WHAT YOU SHOULD DO = Exclude the pictures and retype the entries as written.

Figure content listings:

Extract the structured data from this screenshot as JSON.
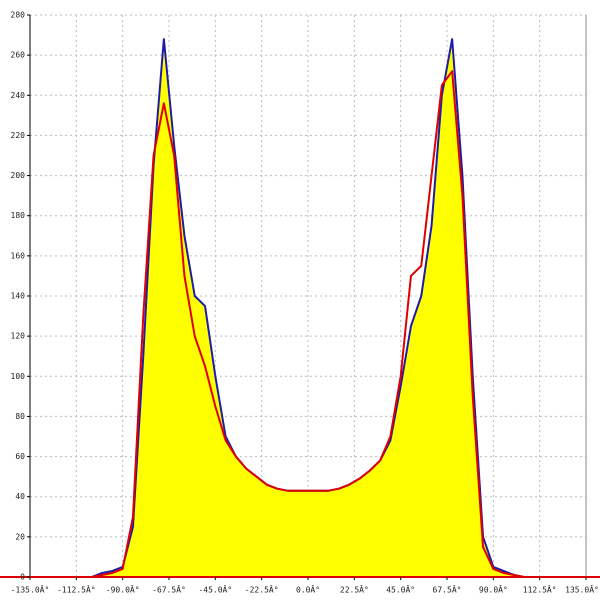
{
  "chart_data": {
    "type": "line",
    "x": [
      -105,
      -100,
      -95,
      -90,
      -85,
      -80,
      -75,
      -70,
      -65,
      -60,
      -55,
      -50,
      -45,
      -40,
      -35,
      -30,
      -25,
      -20,
      -15,
      -10,
      -5,
      0,
      5,
      10,
      15,
      20,
      25,
      30,
      35,
      40,
      45,
      50,
      55,
      60,
      65,
      70,
      75,
      80,
      85,
      90,
      95,
      100,
      105
    ],
    "series": [
      {
        "color": "#1c1ca8",
        "fill": "#ffff00",
        "values": [
          0,
          2,
          3,
          5,
          25,
          110,
          205,
          268,
          215,
          170,
          140,
          135,
          100,
          70,
          60,
          54,
          50,
          46,
          44,
          43,
          43,
          43,
          43,
          43,
          44,
          46,
          49,
          53,
          58,
          68,
          95,
          125,
          140,
          175,
          240,
          268,
          200,
          100,
          20,
          5,
          3,
          1,
          0
        ]
      },
      {
        "color": "#e00000",
        "values": [
          0,
          1,
          2,
          4,
          30,
          130,
          210,
          236,
          210,
          150,
          120,
          105,
          85,
          68,
          60,
          54,
          50,
          46,
          44,
          43,
          43,
          43,
          43,
          43,
          44,
          46,
          49,
          53,
          58,
          70,
          100,
          150,
          155,
          200,
          245,
          252,
          190,
          90,
          15,
          4,
          2,
          1,
          0
        ]
      }
    ],
    "xlim": [
      -135,
      135
    ],
    "xticks": [
      {
        "value": -135,
        "label": "-135.0Â°"
      },
      {
        "value": -112.5,
        "label": "-112.5Â°"
      },
      {
        "value": -90,
        "label": "-90.0Â°"
      },
      {
        "value": -67.5,
        "label": "-67.5Â°"
      },
      {
        "value": -45,
        "label": "-45.0Â°"
      },
      {
        "value": -22.5,
        "label": "-22.5Â°"
      },
      {
        "value": 0,
        "label": "0.0Â°"
      },
      {
        "value": 22.5,
        "label": "22.5Â°"
      },
      {
        "value": 45,
        "label": "45.0Â°"
      },
      {
        "value": 67.5,
        "label": "67.5Â°"
      },
      {
        "value": 90,
        "label": "90.0Â°"
      },
      {
        "value": 112.5,
        "label": "112.5Â°"
      },
      {
        "value": 135,
        "label": "135.0Â°"
      }
    ],
    "ylim": [
      0,
      280
    ],
    "yticks": [
      0,
      20,
      40,
      60,
      80,
      100,
      120,
      140,
      160,
      180,
      200,
      220,
      240,
      260,
      280
    ],
    "grid": true
  }
}
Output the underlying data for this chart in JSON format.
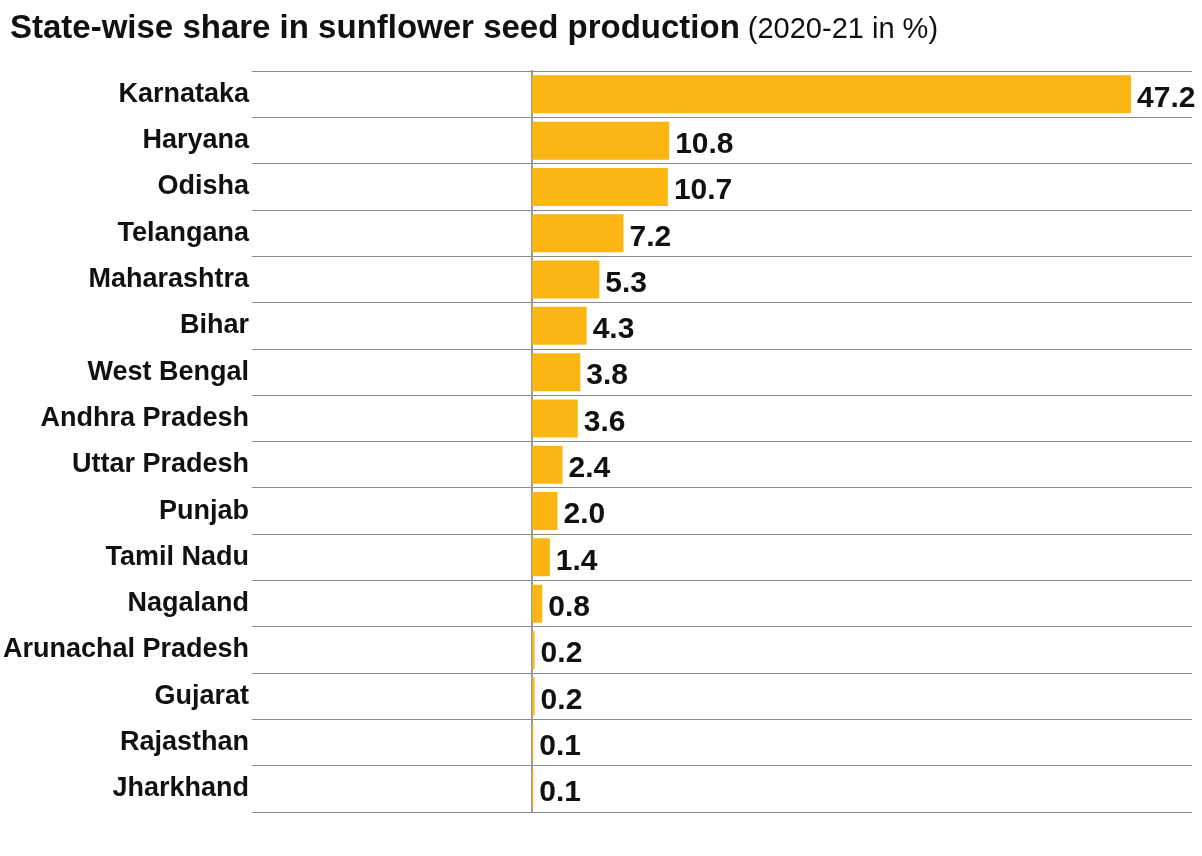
{
  "chart_data": {
    "type": "bar",
    "orientation": "horizontal",
    "title": "State-wise share in sunflower seed production",
    "subtitle": "(2020-21 in %)",
    "categories": [
      "Karnataka",
      "Haryana",
      "Odisha",
      "Telangana",
      "Maharashtra",
      "Bihar",
      "West Bengal",
      "Andhra Pradesh",
      "Uttar Pradesh",
      "Punjab",
      "Tamil Nadu",
      "Nagaland",
      "Arunachal Pradesh",
      "Gujarat",
      "Rajasthan",
      "Jharkhand"
    ],
    "values": [
      47.2,
      10.8,
      10.7,
      7.2,
      5.3,
      4.3,
      3.8,
      3.6,
      2.4,
      2.0,
      1.4,
      0.8,
      0.2,
      0.2,
      0.1,
      0.1
    ],
    "value_labels": [
      "47.2",
      "10.8",
      "10.7",
      "7.2",
      "5.3",
      "4.3",
      "3.8",
      "3.6",
      "2.4",
      "2.0",
      "1.4",
      "0.8",
      "0.2",
      "0.2",
      "0.1",
      "0.1"
    ],
    "color": "#fbb614",
    "xlim": [
      0,
      52
    ],
    "tick_labels": "y",
    "grid": "y",
    "legend": false
  }
}
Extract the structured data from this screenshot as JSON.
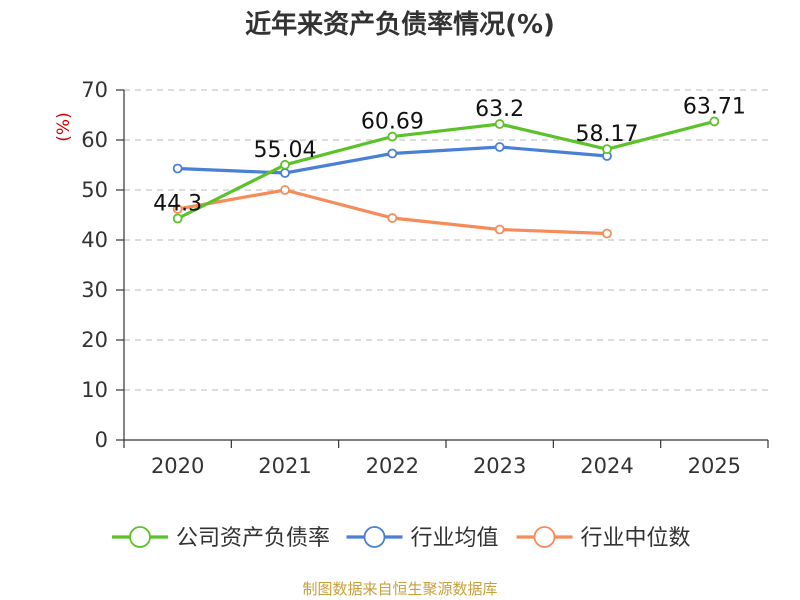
{
  "chart_data": {
    "type": "line",
    "title": "近年来资产负债率情况(%)",
    "ylabel": "(%)",
    "xlabel": "",
    "categories": [
      "2020",
      "2021",
      "2022",
      "2023",
      "2024",
      "2025"
    ],
    "ylim": [
      0,
      70
    ],
    "yticks": [
      0,
      10,
      20,
      30,
      40,
      50,
      60,
      70
    ],
    "grid": true,
    "legend_position": "bottom",
    "series": [
      {
        "name": "公司资产负债率",
        "color": "#5bc22a",
        "values": [
          44.3,
          55.04,
          60.69,
          63.2,
          58.17,
          63.71
        ],
        "labels": [
          "44.3",
          "55.04",
          "60.69",
          "63.2",
          "58.17",
          "63.71"
        ]
      },
      {
        "name": "行业均值",
        "color": "#4a7fd6",
        "values": [
          54.3,
          53.4,
          57.3,
          58.6,
          56.8,
          null
        ]
      },
      {
        "name": "行业中位数",
        "color": "#f58c5a",
        "values": [
          46.2,
          50.0,
          44.4,
          42.1,
          41.3,
          null
        ]
      }
    ],
    "source": "制图数据来自恒生聚源数据库"
  }
}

EXERCISE SOLUTION =
Extract the structured data from this screenshot as JSON.
{
  "chart_data": {
    "type": "line",
    "x": [
      -105,
      -100,
      -95,
      -90,
      -85,
      -80,
      -75,
      -70,
      -65,
      -60,
      -55,
      -50,
      -45,
      -40,
      -35,
      -30,
      -25,
      -20,
      -15,
      -10,
      -5,
      0,
      5,
      10,
      15,
      20,
      25,
      30,
      35,
      40,
      45,
      50,
      55,
      60,
      65,
      70,
      75,
      80,
      85,
      90,
      95,
      100,
      105
    ],
    "series": [
      {
        "color": "#1c1ca8",
        "fill": "#ffff00",
        "values": [
          0,
          2,
          3,
          5,
          25,
          110,
          205,
          268,
          215,
          170,
          140,
          135,
          100,
          70,
          60,
          54,
          50,
          46,
          44,
          43,
          43,
          43,
          43,
          43,
          44,
          46,
          49,
          53,
          58,
          68,
          95,
          125,
          140,
          175,
          240,
          268,
          200,
          100,
          20,
          5,
          3,
          1,
          0
        ]
      },
      {
        "color": "#e00000",
        "values": [
          0,
          1,
          2,
          4,
          30,
          130,
          210,
          236,
          210,
          150,
          120,
          105,
          85,
          68,
          60,
          54,
          50,
          46,
          44,
          43,
          43,
          43,
          43,
          43,
          44,
          46,
          49,
          53,
          58,
          70,
          100,
          150,
          155,
          200,
          245,
          252,
          190,
          90,
          15,
          4,
          2,
          1,
          0
        ]
      }
    ],
    "xlim": [
      -135,
      135
    ],
    "xticks": [
      {
        "value": -135,
        "label": "-135.0Â°"
      },
      {
        "value": -112.5,
        "label": "-112.5Â°"
      },
      {
        "value": -90,
        "label": "-90.0Â°"
      },
      {
        "value": -67.5,
        "label": "-67.5Â°"
      },
      {
        "value": -45,
        "label": "-45.0Â°"
      },
      {
        "value": -22.5,
        "label": "-22.5Â°"
      },
      {
        "value": 0,
        "label": "0.0Â°"
      },
      {
        "value": 22.5,
        "label": "22.5Â°"
      },
      {
        "value": 45,
        "label": "45.0Â°"
      },
      {
        "value": 67.5,
        "label": "67.5Â°"
      },
      {
        "value": 90,
        "label": "90.0Â°"
      },
      {
        "value": 112.5,
        "label": "112.5Â°"
      },
      {
        "value": 135,
        "label": "135.0Â°"
      }
    ],
    "ylim": [
      0,
      280
    ],
    "yticks": [
      0,
      20,
      40,
      60,
      80,
      100,
      120,
      140,
      160,
      180,
      200,
      220,
      240,
      260,
      280
    ],
    "grid": true
  }
}
Output the underlying data for this chart in JSON format.
{
  "chart_data": {
    "type": "bar",
    "orientation": "horizontal",
    "title": "State-wise share in sunflower seed production",
    "subtitle": "(2020-21 in %)",
    "categories": [
      "Karnataka",
      "Haryana",
      "Odisha",
      "Telangana",
      "Maharashtra",
      "Bihar",
      "West Bengal",
      "Andhra Pradesh",
      "Uttar Pradesh",
      "Punjab",
      "Tamil Nadu",
      "Nagaland",
      "Arunachal Pradesh",
      "Gujarat",
      "Rajasthan",
      "Jharkhand"
    ],
    "values": [
      47.2,
      10.8,
      10.7,
      7.2,
      5.3,
      4.3,
      3.8,
      3.6,
      2.4,
      2.0,
      1.4,
      0.8,
      0.2,
      0.2,
      0.1,
      0.1
    ],
    "value_labels": [
      "47.2",
      "10.8",
      "10.7",
      "7.2",
      "5.3",
      "4.3",
      "3.8",
      "3.6",
      "2.4",
      "2.0",
      "1.4",
      "0.8",
      "0.2",
      "0.2",
      "0.1",
      "0.1"
    ],
    "color": "#fbb614",
    "xlim": [
      0,
      52
    ],
    "tick_labels": "y",
    "grid": "y",
    "legend": false
  }
}
Extract the structured data from this screenshot as JSON.
{
  "chart_data": {
    "type": "line",
    "title": "近年来资产负债率情况(%)",
    "ylabel": "(%)",
    "xlabel": "",
    "categories": [
      "2020",
      "2021",
      "2022",
      "2023",
      "2024",
      "2025"
    ],
    "ylim": [
      0,
      70
    ],
    "yticks": [
      0,
      10,
      20,
      30,
      40,
      50,
      60,
      70
    ],
    "grid": true,
    "legend_position": "bottom",
    "series": [
      {
        "name": "公司资产负债率",
        "color": "#5bc22a",
        "values": [
          44.3,
          55.04,
          60.69,
          63.2,
          58.17,
          63.71
        ],
        "labels": [
          "44.3",
          "55.04",
          "60.69",
          "63.2",
          "58.17",
          "63.71"
        ]
      },
      {
        "name": "行业均值",
        "color": "#4a7fd6",
        "values": [
          54.3,
          53.4,
          57.3,
          58.6,
          56.8,
          null
        ]
      },
      {
        "name": "行业中位数",
        "color": "#f58c5a",
        "values": [
          46.2,
          50.0,
          44.4,
          42.1,
          41.3,
          null
        ]
      }
    ],
    "source": "制图数据来自恒生聚源数据库"
  }
}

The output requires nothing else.